Data entries
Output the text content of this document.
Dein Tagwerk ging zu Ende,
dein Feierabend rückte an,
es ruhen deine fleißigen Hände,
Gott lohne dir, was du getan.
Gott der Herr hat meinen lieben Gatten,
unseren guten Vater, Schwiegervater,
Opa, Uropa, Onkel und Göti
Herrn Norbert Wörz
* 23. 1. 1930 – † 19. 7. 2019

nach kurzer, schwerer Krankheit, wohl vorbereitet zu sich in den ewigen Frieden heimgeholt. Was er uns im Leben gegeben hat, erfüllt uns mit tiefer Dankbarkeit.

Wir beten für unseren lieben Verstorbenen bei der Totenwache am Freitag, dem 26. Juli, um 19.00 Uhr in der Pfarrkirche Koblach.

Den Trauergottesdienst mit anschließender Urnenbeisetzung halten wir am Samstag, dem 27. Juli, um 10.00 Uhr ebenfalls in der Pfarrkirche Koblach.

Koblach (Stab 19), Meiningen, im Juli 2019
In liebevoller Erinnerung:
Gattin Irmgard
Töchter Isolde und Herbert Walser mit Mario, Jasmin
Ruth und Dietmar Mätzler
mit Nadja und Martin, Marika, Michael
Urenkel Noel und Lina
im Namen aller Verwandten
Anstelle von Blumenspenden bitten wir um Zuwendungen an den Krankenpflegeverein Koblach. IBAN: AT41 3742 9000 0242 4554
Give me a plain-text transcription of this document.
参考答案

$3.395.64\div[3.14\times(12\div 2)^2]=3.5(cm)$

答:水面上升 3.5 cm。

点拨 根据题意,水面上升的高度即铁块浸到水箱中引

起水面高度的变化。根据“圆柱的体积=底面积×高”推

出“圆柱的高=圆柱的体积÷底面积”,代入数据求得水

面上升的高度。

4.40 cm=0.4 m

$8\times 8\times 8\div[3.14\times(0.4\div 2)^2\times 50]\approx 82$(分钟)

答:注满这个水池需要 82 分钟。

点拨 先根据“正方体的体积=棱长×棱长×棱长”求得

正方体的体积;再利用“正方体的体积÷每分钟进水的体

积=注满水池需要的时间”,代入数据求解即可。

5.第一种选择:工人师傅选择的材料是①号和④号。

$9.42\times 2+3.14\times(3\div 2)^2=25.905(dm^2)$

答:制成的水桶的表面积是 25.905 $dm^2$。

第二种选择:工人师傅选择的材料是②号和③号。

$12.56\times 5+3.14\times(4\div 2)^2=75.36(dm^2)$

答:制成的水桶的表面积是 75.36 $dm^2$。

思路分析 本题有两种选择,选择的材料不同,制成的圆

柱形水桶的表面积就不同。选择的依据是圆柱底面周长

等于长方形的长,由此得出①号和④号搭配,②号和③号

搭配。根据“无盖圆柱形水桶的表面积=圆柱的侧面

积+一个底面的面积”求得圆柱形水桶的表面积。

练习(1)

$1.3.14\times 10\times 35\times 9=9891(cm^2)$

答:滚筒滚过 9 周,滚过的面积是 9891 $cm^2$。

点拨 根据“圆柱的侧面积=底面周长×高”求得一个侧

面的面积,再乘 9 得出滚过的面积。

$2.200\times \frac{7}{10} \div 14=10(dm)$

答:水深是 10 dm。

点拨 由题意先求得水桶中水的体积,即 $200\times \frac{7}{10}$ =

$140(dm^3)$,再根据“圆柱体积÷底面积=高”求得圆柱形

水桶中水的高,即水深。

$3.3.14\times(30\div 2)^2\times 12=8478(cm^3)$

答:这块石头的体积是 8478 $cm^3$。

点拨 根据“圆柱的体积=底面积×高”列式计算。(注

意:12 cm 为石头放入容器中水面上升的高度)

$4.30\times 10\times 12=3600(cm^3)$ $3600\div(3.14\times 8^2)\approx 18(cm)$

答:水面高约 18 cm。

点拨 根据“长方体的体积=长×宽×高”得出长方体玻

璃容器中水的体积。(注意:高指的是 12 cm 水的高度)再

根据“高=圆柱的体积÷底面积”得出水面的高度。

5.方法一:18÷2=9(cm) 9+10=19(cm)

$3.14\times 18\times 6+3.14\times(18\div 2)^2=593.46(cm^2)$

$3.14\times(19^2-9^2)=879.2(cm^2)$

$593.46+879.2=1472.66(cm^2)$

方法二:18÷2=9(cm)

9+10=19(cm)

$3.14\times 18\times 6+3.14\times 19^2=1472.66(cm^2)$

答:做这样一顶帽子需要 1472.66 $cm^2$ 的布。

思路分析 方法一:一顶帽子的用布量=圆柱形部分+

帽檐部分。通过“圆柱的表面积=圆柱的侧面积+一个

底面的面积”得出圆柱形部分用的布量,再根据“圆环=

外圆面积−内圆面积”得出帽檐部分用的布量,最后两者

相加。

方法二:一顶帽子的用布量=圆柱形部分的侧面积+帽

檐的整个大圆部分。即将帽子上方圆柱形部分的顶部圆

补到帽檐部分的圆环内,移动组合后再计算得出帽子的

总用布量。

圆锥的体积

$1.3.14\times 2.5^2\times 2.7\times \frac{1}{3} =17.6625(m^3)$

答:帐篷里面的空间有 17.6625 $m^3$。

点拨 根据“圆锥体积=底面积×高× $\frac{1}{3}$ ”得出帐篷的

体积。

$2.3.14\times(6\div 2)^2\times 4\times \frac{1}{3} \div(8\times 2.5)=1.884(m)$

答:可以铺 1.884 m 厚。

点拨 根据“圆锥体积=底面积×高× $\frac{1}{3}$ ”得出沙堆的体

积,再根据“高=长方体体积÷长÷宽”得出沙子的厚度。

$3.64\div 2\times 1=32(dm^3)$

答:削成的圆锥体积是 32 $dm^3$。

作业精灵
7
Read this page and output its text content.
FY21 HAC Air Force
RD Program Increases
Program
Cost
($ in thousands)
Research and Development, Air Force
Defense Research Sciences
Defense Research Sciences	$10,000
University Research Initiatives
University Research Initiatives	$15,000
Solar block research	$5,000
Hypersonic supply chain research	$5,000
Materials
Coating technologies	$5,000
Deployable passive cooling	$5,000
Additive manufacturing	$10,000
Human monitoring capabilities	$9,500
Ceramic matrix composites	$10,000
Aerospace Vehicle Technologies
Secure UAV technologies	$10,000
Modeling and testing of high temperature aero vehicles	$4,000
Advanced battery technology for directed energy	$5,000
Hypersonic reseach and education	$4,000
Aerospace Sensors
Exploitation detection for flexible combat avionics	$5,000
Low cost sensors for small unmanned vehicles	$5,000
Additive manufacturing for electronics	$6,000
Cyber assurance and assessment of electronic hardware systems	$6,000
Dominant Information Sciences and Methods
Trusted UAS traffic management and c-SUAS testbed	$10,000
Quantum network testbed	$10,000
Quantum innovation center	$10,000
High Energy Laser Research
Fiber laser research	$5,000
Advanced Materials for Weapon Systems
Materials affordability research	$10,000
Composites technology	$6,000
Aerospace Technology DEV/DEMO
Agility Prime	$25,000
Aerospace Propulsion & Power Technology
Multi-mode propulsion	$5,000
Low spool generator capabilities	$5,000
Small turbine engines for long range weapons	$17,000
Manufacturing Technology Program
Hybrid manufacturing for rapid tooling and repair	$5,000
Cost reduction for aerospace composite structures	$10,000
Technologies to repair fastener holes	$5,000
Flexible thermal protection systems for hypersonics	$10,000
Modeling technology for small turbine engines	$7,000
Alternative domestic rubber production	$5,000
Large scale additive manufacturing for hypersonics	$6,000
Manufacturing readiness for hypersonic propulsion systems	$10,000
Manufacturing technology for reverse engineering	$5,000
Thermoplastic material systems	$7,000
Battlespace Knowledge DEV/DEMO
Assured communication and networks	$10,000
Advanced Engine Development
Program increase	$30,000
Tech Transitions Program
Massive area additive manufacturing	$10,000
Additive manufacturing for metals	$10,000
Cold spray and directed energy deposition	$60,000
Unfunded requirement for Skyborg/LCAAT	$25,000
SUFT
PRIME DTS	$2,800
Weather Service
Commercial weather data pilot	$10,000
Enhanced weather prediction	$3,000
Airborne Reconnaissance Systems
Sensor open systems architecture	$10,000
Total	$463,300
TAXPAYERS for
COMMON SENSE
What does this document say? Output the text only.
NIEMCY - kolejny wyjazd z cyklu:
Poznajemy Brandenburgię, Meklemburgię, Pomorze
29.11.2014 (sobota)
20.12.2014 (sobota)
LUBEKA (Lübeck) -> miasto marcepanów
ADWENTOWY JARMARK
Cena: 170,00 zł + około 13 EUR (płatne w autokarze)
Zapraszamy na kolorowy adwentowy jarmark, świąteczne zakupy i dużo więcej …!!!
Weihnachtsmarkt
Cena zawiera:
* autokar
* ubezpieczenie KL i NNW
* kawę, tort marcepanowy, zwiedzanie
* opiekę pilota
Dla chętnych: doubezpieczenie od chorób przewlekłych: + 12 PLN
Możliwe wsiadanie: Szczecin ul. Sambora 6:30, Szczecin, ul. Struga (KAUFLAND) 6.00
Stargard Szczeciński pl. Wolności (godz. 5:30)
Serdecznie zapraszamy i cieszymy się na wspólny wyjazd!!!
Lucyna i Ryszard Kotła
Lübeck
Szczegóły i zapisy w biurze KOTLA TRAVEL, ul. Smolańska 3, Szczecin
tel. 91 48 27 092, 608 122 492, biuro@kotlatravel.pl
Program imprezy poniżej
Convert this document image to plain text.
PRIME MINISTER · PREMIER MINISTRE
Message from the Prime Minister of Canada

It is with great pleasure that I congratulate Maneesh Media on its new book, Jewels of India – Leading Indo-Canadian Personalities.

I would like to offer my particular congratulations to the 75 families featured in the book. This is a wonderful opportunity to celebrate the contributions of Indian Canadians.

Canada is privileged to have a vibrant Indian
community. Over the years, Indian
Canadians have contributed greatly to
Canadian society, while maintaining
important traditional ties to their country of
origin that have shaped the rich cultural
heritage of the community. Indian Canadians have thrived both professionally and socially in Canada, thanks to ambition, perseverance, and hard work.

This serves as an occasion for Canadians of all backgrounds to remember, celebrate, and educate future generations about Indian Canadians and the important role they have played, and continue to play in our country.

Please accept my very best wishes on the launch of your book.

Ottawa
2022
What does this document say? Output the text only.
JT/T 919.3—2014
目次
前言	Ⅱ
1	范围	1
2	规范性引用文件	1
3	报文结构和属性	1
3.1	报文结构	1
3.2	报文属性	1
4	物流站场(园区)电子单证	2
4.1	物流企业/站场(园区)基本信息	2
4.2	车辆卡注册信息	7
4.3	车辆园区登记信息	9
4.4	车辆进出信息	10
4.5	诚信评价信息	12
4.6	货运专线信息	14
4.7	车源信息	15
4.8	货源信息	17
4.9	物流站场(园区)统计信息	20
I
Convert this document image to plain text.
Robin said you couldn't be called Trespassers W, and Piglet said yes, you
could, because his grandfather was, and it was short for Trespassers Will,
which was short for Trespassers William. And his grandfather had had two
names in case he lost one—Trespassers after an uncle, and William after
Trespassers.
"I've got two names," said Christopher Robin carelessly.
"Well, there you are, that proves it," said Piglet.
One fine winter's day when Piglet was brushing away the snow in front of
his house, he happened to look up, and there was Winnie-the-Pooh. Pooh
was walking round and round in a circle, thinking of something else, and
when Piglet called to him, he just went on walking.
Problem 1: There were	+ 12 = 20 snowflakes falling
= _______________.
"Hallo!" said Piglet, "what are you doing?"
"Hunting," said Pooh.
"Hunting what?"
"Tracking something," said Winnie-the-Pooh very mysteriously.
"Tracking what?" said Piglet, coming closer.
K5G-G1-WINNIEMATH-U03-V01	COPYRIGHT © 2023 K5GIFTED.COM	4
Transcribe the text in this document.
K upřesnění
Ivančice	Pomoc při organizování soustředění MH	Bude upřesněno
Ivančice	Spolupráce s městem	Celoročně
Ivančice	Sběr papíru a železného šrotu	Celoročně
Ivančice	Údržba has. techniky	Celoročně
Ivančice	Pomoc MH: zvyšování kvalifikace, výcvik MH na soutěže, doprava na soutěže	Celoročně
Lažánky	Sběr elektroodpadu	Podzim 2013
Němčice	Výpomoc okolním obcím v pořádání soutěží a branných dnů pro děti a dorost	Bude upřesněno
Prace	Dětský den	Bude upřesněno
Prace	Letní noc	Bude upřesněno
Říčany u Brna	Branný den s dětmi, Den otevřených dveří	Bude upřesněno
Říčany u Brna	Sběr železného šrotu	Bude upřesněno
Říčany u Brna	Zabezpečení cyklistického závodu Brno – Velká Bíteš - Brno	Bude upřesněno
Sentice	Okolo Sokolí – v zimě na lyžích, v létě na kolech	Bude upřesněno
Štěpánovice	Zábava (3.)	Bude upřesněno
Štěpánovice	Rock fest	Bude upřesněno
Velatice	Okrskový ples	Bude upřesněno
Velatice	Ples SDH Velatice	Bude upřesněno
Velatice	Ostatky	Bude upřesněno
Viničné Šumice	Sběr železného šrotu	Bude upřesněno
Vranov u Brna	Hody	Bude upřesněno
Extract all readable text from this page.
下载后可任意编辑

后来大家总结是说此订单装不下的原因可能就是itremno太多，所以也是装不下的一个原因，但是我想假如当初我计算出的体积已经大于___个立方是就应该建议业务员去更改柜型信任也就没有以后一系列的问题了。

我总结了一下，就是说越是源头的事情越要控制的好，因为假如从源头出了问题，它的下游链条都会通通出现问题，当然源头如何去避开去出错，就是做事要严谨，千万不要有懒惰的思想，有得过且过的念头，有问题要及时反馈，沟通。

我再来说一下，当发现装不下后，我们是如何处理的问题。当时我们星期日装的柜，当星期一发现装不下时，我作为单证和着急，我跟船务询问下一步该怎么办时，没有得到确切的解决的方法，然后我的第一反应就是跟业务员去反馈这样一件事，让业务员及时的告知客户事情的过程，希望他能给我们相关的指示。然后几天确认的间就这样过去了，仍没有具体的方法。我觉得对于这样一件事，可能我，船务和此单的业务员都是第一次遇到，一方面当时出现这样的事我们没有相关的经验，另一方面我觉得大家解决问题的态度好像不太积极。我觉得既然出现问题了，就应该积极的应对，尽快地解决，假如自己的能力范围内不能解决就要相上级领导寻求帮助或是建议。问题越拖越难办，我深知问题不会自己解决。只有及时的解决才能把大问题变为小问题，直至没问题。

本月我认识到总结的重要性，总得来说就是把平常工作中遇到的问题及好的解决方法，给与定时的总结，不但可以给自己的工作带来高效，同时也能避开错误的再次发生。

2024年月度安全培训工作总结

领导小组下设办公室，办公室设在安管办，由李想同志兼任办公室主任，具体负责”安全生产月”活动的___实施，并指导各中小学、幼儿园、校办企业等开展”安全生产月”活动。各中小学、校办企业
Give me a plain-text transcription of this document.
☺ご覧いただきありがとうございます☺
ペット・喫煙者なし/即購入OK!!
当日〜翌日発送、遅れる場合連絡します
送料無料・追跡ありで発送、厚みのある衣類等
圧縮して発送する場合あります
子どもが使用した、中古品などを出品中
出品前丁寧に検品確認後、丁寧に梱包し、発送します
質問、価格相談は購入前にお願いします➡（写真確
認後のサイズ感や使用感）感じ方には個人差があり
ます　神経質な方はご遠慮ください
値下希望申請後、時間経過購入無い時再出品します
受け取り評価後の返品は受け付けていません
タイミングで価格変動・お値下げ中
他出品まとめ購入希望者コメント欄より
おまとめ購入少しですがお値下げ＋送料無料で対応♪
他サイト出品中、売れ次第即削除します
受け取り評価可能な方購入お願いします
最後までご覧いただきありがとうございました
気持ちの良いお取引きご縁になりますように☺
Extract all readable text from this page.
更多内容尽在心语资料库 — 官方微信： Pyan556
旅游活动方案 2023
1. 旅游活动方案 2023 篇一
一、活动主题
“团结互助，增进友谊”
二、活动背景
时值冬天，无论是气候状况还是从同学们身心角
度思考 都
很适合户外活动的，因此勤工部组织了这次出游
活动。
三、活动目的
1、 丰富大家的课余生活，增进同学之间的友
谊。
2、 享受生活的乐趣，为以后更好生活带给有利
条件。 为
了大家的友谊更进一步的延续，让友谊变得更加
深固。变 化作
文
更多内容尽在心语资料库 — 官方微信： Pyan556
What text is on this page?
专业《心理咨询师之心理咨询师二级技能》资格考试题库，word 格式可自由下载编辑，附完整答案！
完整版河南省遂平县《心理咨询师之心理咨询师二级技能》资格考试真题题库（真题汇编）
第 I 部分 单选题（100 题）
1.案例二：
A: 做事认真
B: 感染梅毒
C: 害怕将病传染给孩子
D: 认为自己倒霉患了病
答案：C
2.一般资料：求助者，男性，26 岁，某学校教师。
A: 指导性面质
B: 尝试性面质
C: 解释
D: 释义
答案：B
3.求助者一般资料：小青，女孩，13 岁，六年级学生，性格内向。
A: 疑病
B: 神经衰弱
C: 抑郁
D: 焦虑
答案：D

Description of the task = Examine the entries and report how many of their lines contain the string "Canada", giving no more than the number.

Solution to the exercise = 3